**Problem**
Repeat everything in the material exactly.

(Stored records)

+-------+

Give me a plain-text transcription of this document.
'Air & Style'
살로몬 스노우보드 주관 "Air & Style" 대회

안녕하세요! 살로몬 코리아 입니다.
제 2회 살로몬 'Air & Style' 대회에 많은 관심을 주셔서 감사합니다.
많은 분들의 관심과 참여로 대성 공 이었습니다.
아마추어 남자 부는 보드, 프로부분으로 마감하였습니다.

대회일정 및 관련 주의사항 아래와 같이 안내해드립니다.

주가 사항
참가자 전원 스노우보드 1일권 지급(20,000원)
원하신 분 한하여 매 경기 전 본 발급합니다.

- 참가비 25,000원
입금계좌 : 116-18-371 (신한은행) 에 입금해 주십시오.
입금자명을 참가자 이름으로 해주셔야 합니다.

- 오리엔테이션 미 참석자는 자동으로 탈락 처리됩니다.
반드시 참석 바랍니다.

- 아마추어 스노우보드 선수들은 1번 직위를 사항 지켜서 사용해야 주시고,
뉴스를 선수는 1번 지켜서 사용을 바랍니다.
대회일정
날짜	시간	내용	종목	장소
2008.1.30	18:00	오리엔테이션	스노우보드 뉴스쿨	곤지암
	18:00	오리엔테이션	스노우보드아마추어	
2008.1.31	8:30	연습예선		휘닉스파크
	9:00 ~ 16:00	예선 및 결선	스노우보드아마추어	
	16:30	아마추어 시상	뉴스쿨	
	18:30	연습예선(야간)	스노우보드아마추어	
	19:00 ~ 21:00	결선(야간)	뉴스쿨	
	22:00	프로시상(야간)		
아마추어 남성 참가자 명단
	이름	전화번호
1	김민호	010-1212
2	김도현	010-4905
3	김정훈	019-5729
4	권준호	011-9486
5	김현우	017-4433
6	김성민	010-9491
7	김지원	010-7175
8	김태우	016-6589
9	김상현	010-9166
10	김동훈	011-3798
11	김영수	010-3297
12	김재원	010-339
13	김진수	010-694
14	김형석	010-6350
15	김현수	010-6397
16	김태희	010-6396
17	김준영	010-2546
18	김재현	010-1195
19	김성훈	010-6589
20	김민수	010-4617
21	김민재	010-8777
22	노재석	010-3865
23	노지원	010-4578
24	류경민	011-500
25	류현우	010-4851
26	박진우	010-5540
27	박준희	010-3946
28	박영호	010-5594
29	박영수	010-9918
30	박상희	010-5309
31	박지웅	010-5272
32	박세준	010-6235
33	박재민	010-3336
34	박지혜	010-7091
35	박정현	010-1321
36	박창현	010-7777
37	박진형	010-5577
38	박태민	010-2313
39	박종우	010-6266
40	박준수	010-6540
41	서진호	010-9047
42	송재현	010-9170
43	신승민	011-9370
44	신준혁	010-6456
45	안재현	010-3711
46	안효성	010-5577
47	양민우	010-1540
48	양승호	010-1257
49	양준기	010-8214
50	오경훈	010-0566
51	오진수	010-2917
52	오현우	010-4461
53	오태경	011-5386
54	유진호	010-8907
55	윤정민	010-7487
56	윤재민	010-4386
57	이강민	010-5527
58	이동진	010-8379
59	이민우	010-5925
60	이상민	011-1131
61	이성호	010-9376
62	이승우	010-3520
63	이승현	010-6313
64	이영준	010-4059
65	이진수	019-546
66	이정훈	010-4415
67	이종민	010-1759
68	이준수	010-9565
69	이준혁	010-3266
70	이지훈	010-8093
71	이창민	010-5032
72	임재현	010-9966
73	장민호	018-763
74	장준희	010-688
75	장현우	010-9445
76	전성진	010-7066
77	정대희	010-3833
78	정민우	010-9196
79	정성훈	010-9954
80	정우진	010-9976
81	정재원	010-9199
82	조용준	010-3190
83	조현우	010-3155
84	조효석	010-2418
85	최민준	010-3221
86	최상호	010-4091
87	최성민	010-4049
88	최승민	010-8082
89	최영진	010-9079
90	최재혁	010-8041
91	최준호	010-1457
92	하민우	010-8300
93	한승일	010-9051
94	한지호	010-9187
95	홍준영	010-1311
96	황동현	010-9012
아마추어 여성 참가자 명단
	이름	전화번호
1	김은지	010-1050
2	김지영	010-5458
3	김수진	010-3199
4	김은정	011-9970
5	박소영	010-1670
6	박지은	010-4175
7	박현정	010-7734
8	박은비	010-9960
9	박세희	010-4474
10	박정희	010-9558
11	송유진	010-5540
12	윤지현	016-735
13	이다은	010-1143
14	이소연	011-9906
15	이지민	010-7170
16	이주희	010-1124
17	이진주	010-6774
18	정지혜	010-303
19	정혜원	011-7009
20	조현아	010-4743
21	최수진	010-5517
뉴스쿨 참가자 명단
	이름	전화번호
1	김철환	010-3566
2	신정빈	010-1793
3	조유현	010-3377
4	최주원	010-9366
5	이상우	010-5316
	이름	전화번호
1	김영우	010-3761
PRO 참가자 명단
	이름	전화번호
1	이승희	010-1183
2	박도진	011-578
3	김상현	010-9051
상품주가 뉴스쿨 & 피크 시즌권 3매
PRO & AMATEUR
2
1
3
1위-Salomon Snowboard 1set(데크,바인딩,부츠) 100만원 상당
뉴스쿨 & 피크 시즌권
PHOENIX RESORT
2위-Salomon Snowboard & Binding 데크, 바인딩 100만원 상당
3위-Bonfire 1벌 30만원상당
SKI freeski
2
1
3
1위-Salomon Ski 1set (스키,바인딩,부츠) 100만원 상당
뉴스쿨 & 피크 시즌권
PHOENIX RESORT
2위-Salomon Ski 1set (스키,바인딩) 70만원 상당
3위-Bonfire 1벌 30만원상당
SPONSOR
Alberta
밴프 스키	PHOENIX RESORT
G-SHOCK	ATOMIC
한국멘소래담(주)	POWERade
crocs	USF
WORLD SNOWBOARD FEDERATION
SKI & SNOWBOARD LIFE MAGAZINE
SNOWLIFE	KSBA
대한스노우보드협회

+-------+

**Exercise result**
Give me a plain-text transcription of this document.
'Air & Style'
살로몬 스노우보드 주관 "Air & Style" 대회

안녕하세요! 살로몬 코리아 입니다.
제 2회 살로몬 'Air & Style' 대회에 많은 관심을 주셔서 감사합니다.
많은 분들의 관심과 참여로 대성 공 이었습니다.
아마추어 남자 부는 보드, 프로부분으로 마감하였습니다.

대회일정 및 관련 주의사항 아래와 같이 안내해드립니다.

주가 사항
참가자 전원 스노우보드 1일권 지급(20,000원)
원하신 분 한하여 매 경기 전 본 발급합니다.

- 참가비 25,000원
입금계좌 : 116-18-371 (신한은행) 에 입금해 주십시오.
입금자명을 참가자 이름으로 해주셔야 합니다.

- 오리엔테이션 미 참석자는 자동으로 탈락 처리됩니다.
반드시 참석 바랍니다.

- 아마추어 스노우보드 선수들은 1번 직위를 사항 지켜서 사용해야 주시고,
뉴스를 선수는 1번 지켜서 사용을 바랍니다.
대회일정
날짜	시간	내용	종목	장소
2008.1.30	18:00	오리엔테이션	스노우보드 뉴스쿨	곤지암
	18:00	오리엔테이션	스노우보드아마추어	
2008.1.31	8:30	연습예선		휘닉스파크
	9:00 ~ 16:00	예선 및 결선	스노우보드아마추어	
	16:30	아마추어 시상	뉴스쿨	
	18:30	연습예선(야간)	스노우보드아마추어	
	19:00 ~ 21:00	결선(야간)	뉴스쿨	
	22:00	프로시상(야간)		
아마추어 남성 참가자 명단
	이름	전화번호
1	김민호	010-1212
2	김도현	010-4905
3	김정훈	019-5729
4	권준호	011-9486
5	김현우	017-4433
6	김성민	010-9491
7	김지원	010-7175
8	김태우	016-6589
9	김상현	010-9166
10	김동훈	011-3798
11	김영수	010-3297
12	김재원	010-339
13	김진수	010-694
14	김형석	010-6350
15	김현수	010-6397
16	김태희	010-6396
17	김준영	010-2546
18	김재현	010-1195
19	김성훈	010-6589
20	김민수	010-4617
21	김민재	010-8777
22	노재석	010-3865
23	노지원	010-4578
24	류경민	011-500
25	류현우	010-4851
26	박진우	010-5540
27	박준희	010-3946
28	박영호	010-5594
29	박영수	010-9918
30	박상희	010-5309
31	박지웅	010-5272
32	박세준	010-6235
33	박재민	010-3336
34	박지혜	010-7091
35	박정현	010-1321
36	박창현	010-7777
37	박진형	010-5577
38	박태민	010-2313
39	박종우	010-6266
40	박준수	010-6540
41	서진호	010-9047
42	송재현	010-9170
43	신승민	011-9370
44	신준혁	010-6456
45	안재현	010-3711
46	안효성	010-5577
47	양민우	010-1540
48	양승호	010-1257
49	양준기	010-8214
50	오경훈	010-0566
51	오진수	010-2917
52	오현우	010-4461
53	오태경	011-5386
54	유진호	010-8907
55	윤정민	010-7487
56	윤재민	010-4386
57	이강민	010-5527
58	이동진	010-8379
59	이민우	010-5925
60	이상민	011-1131
61	이성호	010-9376
62	이승우	010-3520
63	이승현	010-6313
64	이영준	010-4059
65	이진수	019-546
66	이정훈	010-4415
67	이종민	010-1759
68	이준수	010-9565
69	이준혁	010-3266
70	이지훈	010-8093
71	이창민	010-5032
72	임재현	010-9966
73	장민호	018-763
74	장준희	010-688
75	장현우	010-9445
76	전성진	010-7066
77	정대희	010-3833
78	정민우	010-9196
79	정성훈	010-9954
80	정우진	010-9976
81	정재원	010-9199
82	조용준	010-3190
83	조현우	010-3155
84	조효석	010-2418
85	최민준	010-3221
86	최상호	010-4091
87	최성민	010-4049
88	최승민	010-8082
89	최영진	010-9079
90	최재혁	010-8041
91	최준호	010-1457
92	하민우	010-8300
93	한승일	010-9051
94	한지호	010-9187
95	홍준영	010-1311
96	황동현	010-9012
아마추어 여성 참가자 명단
	이름	전화번호
1	김은지	010-1050
2	김지영	010-5458
3	김수진	010-3199
4	김은정	011-9970
5	박소영	010-1670
6	박지은	010-4175
7	박현정	010-7734
8	박은비	010-9960
9	박세희	010-4474
10	박정희	010-9558
11	송유진	010-5540
12	윤지현	016-735
13	이다은	010-1143
14	이소연	011-9906
15	이지민	010-7170
16	이주희	010-1124
17	이진주	010-6774
18	정지혜	010-303
19	정혜원	011-7009
20	조현아	010-4743
21	최수진	010-5517
뉴스쿨 참가자 명단
	이름	전화번호
1	김철환	010-3566
2	신정빈	010-1793
3	조유현	010-3377
4	최주원	010-9366
5	이상우	010-5316
	이름	전화번호
1	김영우	010-3761
PRO 참가자 명단
	이름	전화번호
1	이승희	010-1183
2	박도진	011-578
3	김상현	010-9051
상품주가 뉴스쿨 & 피크 시즌권 3매
PRO & AMATEUR
2
1
3
1위-Salomon Snowboard 1set(데크,바인딩,부츠) 100만원 상당
뉴스쿨 & 피크 시즌권
PHOENIX RESORT
2위-Salomon Snowboard & Binding 데크, 바인딩 100만원 상당
3위-Bonfire 1벌 30만원상당
SKI freeski
2
1
3
1위-Salomon Ski 1set (스키,바인딩,부츠) 100만원 상당
뉴스쿨 & 피크 시즌권
PHOENIX RESORT
2위-Salomon Ski 1set (스키,바인딩) 70만원 상당
3위-Bonfire 1벌 30만원상당
SPONSOR
Alberta
밴프 스키	PHOENIX RESORT
G-SHOCK	ATOMIC
한국멘소래담(주)	POWERade
crocs	USF
WORLD SNOWBOARD FEDERATION
SKI & SNOWBOARD LIFE MAGAZINE
SNOWLIFE	KSBA
대한스노우보드협회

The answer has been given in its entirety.